---------- Supplied data ----------

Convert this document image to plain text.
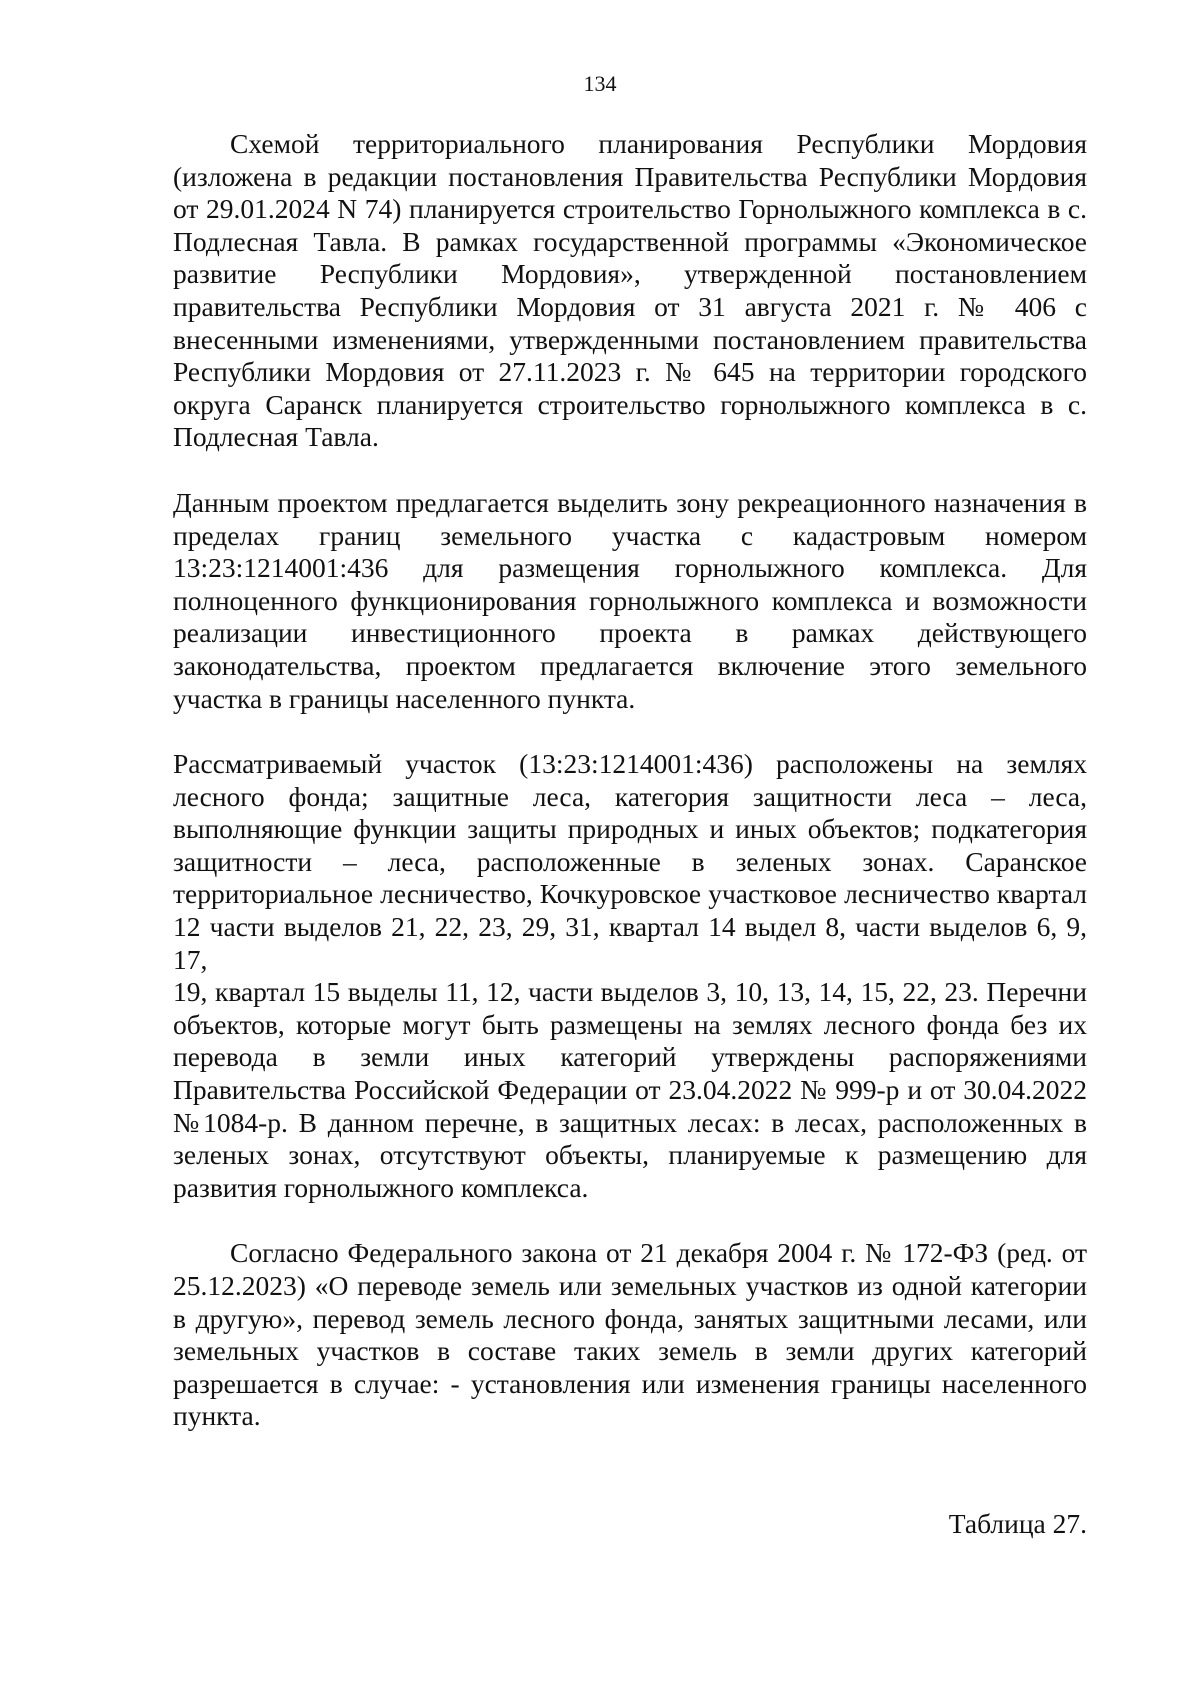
134

Схемой территориального планирования Республики Мордовия (изложена в редакции постановления Правительства Республики Мордовия от 29.01.2024 N 74) планируется строительство Горнолыжного комплекса в с. Подлесная Тавла. В рамках государственной программы «Экономическое развитие Республики Мордовия», утвержденной постановлением правительства Республики Мордовия от 31 августа 2021 г. № 406 с внесенными изменениями, утвержденными постановлением правительства Республики Мордовия от 27.11.2023 г. № 645 на территории городского округа Саранск планируется строительство горнолыжного комплекса в с. Подлесная Тавла.

Данным проектом предлагается выделить зону рекреационного назначения в пределах границ земельного участка с кадастровым номером 13:23:1214001:436 для размещения горнолыжного комплекса. Для полноценного функционирования горнолыжного комплекса и возможности реализации инвестиционного проекта в рамках действующего законодательства, проектом предлагается включение этого земельного участка в границы населенного пункта.

Рассматриваемый участок (13:23:1214001:436) расположены на землях лесного фонда; защитные леса, категория защитности леса – леса, выполняющие функции защиты природных и иных объектов; подкатегория защитности – леса, расположенные в зеленых зонах. Саранское территориальное лесничество, Кочкуровское участковое лесничество квартал 12 части выделов 21, 22, 23, 29, 31, квартал 14 выдел 8, части выделов 6, 9, 17,

19, квартал 15 выделы 11, 12, части выделов 3, 10, 13, 14, 15, 22, 23. Перечни объектов, которые могут быть размещены на землях лесного фонда без их перевода в земли иных категорий утверждены распоряжениями Правительства Российской Федерации от 23.04.2022 № 999-р и от 30.04.2022 №1084-р. В данном перечне, в защитных лесах: в лесах, расположенных в зеленых зонах, отсутствуют объекты, планируемые к размещению для развития горнолыжного комплекса.

Согласно Федерального закона от 21 декабря 2004 г. № 172-ФЗ (ред. от 25.12.2023) «О переводе земель или земельных участков из одной категории в другую», перевод земель лесного фонда, занятых защитными лесами, или земельных участков в составе таких земель в земли других категорий разрешается в случае: - установления или изменения границы населенного пункта.

Таблица 27.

----------

Exercise objective: Copy the records word for word, leaving no picture in the copy.

Completed task:
Convert this document image to plain text.
134

Схемой территориального планирования Республики Мордовия (изложена в редакции постановления Правительства Республики Мордовия от 29.01.2024 N 74) планируется строительство Горнолыжного комплекса в с. Подлесная Тавла. В рамках государственной программы «Экономическое развитие Республики Мордовия», утвержденной постановлением правительства Республики Мордовия от 31 августа 2021 г. № 406 с внесенными изменениями, утвержденными постановлением правительства Республики Мордовия от 27.11.2023 г. № 645 на территории городского округа Саранск планируется строительство горнолыжного комплекса в с. Подлесная Тавла.

Данным проектом предлагается выделить зону рекреационного назначения в пределах границ земельного участка с кадастровым номером 13:23:1214001:436 для размещения горнолыжного комплекса. Для полноценного функционирования горнолыжного комплекса и возможности реализации инвестиционного проекта в рамках действующего законодательства, проектом предлагается включение этого земельного участка в границы населенного пункта.

Рассматриваемый участок (13:23:1214001:436) расположены на землях лесного фонда; защитные леса, категория защитности леса – леса, выполняющие функции защиты природных и иных объектов; подкатегория защитности – леса, расположенные в зеленых зонах. Саранское территориальное лесничество, Кочкуровское участковое лесничество квартал 12 части выделов 21, 22, 23, 29, 31, квартал 14 выдел 8, части выделов 6, 9, 17,

19, квартал 15 выделы 11, 12, части выделов 3, 10, 13, 14, 15, 22, 23. Перечни объектов, которые могут быть размещены на землях лесного фонда без их перевода в земли иных категорий утверждены распоряжениями Правительства Российской Федерации от 23.04.2022 № 999-р и от 30.04.2022 №1084-р. В данном перечне, в защитных лесах: в лесах, расположенных в зеленых зонах, отсутствуют объекты, планируемые к размещению для развития горнолыжного комплекса.

Согласно Федерального закона от 21 декабря 2004 г. № 172-ФЗ (ред. от 25.12.2023) «О переводе земель или земельных участков из одной категории в другую», перевод земель лесного фонда, занятых защитными лесами, или земельных участков в составе таких земель в земли других категорий разрешается в случае: - установления или изменения границы населенного пункта.

Таблица 27.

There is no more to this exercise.